— Written instruction —
Check each line for the string "mobilier". Give only the count of lines that have it.

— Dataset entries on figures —
________________

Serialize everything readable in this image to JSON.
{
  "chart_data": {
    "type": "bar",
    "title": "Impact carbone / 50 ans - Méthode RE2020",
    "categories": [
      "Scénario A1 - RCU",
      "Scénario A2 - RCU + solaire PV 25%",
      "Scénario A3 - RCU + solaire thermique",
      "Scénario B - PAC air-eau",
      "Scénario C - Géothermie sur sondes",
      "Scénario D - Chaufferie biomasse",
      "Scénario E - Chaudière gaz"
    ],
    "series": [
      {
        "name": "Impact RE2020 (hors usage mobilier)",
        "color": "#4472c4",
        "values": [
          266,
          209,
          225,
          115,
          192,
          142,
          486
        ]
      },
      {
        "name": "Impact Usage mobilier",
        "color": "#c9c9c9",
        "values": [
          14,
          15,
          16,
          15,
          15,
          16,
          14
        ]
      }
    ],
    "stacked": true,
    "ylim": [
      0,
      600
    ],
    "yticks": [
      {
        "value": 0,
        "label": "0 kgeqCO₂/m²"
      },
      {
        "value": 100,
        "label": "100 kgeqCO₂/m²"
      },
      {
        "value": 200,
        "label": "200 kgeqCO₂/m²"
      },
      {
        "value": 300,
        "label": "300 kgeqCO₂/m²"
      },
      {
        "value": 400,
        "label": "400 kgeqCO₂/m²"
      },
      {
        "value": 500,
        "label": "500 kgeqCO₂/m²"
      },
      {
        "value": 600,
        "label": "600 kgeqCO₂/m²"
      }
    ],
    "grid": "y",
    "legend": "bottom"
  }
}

________________

— Complete response —
2